PROBLEM |
Draw out every line with the word "ПЛЮС" from the listing below.

Rows from a dataset:
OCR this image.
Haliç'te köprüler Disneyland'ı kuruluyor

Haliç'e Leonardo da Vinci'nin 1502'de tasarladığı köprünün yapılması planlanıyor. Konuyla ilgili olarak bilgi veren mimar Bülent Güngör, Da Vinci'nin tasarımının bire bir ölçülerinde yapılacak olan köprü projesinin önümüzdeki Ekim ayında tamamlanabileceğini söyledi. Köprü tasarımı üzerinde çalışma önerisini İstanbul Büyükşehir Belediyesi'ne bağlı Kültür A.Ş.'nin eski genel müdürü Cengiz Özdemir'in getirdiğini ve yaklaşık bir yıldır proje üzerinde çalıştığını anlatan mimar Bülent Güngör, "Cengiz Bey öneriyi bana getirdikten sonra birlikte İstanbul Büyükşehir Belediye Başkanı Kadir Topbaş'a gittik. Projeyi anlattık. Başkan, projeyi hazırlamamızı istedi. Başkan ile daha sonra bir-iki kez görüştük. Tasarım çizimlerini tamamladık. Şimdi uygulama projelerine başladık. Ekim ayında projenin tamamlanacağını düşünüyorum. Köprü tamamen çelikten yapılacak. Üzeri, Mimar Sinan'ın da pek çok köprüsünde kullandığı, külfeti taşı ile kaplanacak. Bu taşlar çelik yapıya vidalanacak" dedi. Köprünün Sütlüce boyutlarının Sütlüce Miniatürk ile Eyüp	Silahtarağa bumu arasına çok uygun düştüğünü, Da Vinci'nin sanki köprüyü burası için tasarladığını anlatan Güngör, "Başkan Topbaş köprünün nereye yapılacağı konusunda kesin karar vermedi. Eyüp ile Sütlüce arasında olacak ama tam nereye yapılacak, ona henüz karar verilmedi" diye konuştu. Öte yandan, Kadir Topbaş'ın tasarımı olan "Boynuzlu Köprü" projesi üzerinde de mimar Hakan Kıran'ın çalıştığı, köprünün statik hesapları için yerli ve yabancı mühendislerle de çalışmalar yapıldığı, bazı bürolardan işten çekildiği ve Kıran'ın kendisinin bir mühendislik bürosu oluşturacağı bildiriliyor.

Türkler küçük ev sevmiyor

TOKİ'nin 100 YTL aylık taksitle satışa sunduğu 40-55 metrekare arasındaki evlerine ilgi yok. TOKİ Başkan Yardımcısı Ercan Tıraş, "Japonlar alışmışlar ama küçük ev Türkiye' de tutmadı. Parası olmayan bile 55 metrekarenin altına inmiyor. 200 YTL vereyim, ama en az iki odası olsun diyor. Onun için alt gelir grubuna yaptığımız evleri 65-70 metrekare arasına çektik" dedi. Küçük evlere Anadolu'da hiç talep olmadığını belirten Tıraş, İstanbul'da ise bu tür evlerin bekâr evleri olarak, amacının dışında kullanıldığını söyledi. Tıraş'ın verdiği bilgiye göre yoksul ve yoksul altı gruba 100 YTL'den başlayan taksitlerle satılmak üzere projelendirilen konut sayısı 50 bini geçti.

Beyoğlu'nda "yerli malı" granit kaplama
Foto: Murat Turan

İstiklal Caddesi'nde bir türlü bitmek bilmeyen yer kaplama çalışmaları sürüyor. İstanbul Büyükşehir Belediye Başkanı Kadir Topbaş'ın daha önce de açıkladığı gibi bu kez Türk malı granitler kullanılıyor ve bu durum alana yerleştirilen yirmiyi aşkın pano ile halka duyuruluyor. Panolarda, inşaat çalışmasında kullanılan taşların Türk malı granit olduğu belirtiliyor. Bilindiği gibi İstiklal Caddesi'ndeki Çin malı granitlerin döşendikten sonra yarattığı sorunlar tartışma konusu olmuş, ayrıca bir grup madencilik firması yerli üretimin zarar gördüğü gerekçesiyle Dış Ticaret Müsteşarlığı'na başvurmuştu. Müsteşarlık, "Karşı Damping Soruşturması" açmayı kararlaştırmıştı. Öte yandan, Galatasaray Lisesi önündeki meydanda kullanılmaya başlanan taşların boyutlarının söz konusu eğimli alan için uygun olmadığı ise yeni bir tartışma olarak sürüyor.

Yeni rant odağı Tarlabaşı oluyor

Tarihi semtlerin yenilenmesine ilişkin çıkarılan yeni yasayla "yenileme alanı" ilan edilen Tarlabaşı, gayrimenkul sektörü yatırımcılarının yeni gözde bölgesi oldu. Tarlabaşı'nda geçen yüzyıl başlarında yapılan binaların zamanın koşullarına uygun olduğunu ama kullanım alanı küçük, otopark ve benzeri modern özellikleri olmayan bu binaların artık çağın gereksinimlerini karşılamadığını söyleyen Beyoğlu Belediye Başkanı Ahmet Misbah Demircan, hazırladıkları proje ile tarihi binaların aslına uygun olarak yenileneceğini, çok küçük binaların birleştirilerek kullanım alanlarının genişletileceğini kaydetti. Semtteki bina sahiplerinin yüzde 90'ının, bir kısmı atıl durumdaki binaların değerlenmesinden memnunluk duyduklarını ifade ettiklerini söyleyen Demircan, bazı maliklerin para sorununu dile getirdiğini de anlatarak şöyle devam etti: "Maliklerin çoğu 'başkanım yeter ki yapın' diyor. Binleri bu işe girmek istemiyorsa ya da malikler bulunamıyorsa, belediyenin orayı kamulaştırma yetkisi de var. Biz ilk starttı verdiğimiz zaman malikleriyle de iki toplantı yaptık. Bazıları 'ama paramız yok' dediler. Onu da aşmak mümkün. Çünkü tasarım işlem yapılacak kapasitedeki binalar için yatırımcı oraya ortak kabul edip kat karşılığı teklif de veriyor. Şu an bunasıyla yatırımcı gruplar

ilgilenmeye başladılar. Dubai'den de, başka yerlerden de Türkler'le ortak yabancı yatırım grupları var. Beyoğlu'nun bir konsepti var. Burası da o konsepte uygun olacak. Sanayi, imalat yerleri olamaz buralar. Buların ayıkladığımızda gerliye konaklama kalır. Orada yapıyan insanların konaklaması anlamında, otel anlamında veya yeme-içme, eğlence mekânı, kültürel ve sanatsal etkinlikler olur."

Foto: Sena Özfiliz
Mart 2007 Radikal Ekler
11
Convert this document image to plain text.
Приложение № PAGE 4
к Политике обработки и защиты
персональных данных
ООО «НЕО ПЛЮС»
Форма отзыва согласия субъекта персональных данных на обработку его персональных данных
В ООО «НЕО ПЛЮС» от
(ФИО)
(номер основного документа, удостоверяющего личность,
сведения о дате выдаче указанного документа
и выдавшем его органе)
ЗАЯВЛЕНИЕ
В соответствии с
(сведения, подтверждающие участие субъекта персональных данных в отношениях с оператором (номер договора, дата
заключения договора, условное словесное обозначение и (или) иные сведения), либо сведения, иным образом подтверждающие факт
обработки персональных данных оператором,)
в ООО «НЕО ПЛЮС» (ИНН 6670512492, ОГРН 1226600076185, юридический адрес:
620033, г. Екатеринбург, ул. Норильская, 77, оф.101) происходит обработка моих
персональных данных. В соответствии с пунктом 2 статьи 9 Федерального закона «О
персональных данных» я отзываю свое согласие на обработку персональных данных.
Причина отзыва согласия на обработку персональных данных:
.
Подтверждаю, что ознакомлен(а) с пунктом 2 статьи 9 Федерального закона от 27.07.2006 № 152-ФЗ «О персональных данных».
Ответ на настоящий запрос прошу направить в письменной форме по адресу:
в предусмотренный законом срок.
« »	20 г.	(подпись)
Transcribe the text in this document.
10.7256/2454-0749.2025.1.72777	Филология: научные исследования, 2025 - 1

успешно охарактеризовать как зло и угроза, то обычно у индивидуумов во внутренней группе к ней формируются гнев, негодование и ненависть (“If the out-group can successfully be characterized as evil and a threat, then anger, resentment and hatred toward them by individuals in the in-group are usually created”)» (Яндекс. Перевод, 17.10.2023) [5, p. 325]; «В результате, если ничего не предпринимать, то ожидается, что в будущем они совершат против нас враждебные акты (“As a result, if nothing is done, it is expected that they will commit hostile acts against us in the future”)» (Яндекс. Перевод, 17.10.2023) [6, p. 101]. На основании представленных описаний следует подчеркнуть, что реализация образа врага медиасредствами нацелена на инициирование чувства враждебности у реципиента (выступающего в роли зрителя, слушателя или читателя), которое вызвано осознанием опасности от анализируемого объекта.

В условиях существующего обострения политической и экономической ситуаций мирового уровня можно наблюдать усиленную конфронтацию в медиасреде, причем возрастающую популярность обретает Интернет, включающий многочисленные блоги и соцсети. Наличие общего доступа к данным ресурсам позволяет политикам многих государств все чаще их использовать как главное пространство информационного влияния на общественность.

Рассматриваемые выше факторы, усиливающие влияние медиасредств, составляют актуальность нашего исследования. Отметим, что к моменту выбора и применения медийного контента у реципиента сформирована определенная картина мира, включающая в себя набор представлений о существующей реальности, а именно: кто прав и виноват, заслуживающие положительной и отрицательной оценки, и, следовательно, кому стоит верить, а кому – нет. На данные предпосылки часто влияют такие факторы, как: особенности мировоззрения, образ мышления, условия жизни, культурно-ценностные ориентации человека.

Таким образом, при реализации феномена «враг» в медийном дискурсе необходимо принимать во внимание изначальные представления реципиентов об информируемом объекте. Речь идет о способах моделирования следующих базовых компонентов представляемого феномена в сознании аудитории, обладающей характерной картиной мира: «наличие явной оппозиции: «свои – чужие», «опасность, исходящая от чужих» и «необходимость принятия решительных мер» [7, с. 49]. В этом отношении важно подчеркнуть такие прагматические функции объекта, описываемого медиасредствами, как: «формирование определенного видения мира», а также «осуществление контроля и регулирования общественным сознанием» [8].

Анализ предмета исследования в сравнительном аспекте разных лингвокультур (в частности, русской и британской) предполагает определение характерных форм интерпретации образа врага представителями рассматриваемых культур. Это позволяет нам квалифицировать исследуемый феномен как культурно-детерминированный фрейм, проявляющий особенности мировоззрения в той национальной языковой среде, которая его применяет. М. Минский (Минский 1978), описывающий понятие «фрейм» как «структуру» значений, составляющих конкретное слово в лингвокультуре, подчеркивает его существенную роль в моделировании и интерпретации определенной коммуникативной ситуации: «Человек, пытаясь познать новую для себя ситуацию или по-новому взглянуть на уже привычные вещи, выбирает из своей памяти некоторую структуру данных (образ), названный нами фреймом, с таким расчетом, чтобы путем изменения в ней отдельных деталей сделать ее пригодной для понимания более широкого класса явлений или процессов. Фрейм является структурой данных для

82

RESPONSE BELOW |
ООО «НЕО ПЛЮС»
В ООО «НЕО ПЛЮС» от
в ООО «НЕО ПЛЮС» (ИНН 6670512492, ОГРН 1226600076185, юридический адрес:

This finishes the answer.